What is asked:
Can you quote the records below in full, word for word?

## BEGIN

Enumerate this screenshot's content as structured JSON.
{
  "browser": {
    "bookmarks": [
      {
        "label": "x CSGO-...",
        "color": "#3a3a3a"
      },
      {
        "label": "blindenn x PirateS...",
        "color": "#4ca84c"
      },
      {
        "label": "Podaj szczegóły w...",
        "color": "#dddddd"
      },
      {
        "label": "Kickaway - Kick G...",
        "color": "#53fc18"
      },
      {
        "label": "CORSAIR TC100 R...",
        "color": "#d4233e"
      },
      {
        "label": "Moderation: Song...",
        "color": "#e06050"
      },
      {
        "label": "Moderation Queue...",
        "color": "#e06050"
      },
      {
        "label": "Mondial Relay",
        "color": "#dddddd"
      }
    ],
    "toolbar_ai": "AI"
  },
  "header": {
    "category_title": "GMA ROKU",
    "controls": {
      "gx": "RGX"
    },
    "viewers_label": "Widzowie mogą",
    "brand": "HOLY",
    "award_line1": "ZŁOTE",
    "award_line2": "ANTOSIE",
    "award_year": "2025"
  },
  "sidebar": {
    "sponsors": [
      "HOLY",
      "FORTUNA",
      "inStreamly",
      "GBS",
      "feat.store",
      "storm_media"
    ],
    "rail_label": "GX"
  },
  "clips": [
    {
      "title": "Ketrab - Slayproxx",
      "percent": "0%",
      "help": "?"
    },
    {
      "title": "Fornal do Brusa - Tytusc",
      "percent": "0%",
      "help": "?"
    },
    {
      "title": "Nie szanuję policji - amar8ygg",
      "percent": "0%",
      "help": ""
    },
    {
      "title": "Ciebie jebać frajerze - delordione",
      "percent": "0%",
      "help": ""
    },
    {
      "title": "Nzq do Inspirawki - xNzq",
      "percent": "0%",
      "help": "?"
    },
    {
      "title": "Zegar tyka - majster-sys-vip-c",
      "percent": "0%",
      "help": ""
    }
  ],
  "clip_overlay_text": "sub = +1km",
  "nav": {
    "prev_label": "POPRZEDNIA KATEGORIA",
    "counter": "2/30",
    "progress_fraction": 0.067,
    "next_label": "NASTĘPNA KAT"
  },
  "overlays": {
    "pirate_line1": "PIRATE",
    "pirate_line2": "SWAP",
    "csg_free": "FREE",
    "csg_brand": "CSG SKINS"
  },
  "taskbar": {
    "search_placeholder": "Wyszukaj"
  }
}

## END

Solution to this problem:
Enumerate this screenshot's content as structured JSON.
{
  "browser": {
    "bookmarks": [
      {
        "label": "x CSGO-...",
        "color": "#3a3a3a"
      },
      {
        "label": "blindenn x PirateS...",
        "color": "#4ca84c"
      },
      {
        "label": "Podaj szczegóły w...",
        "color": "#dddddd"
      },
      {
        "label": "Kickaway - Kick G...",
        "color": "#53fc18"
      },
      {
        "label": "CORSAIR TC100 R...",
        "color": "#d4233e"
      },
      {
        "label": "Moderation: Song...",
        "color": "#e06050"
      },
      {
        "label": "Moderation Queue...",
        "color": "#e06050"
      },
      {
        "label": "Mondial Relay",
        "color": "#dddddd"
      }
    ],
    "toolbar_ai": "AI"
  },
  "header": {
    "category_title": "GMA ROKU",
    "controls": {
      "gx": "RGX"
    },
    "viewers_label": "Widzowie mogą",
    "brand": "HOLY",
    "award_line1": "ZŁOTE",
    "award_line2": "ANTOSIE",
    "award_year": "2025"
  },
  "sidebar": {
    "sponsors": [
      "HOLY",
      "FORTUNA",
      "inStreamly",
      "GBS",
      "feat.store",
      "storm_media"
    ],
    "rail_label": "GX"
  },
  "clips": [
    {
      "title": "Ketrab - Slayproxx",
      "percent": "0%",
      "help": "?"
    },
    {
      "title": "Fornal do Brusa - Tytusc",
      "percent": "0%",
      "help": "?"
    },
    {
      "title": "Nie szanuję policji - amar8ygg",
      "percent": "0%",
      "help": ""
    },
    {
      "title": "Ciebie jebać frajerze - delordione",
      "percent": "0%",
      "help": ""
    },
    {
      "title": "Nzq do Inspirawki - xNzq",
      "percent": "0%",
      "help": "?"
    },
    {
      "title": "Zegar tyka - majster-sys-vip-c",
      "percent": "0%",
      "help": ""
    }
  ],
  "clip_overlay_text": "sub = +1km",
  "nav": {
    "prev_label": "POPRZEDNIA KATEGORIA",
    "counter": "2/30",
    "progress_fraction": 0.067,
    "next_label": "NASTĘPNA KAT"
  },
  "overlays": {
    "pirate_line1": "PIRATE",
    "pirate_line2": "SWAP",
    "csg_free": "FREE",
    "csg_brand": "CSG SKINS"
  },
  "taskbar": {
    "search_placeholder": "Wyszukaj"
  }
}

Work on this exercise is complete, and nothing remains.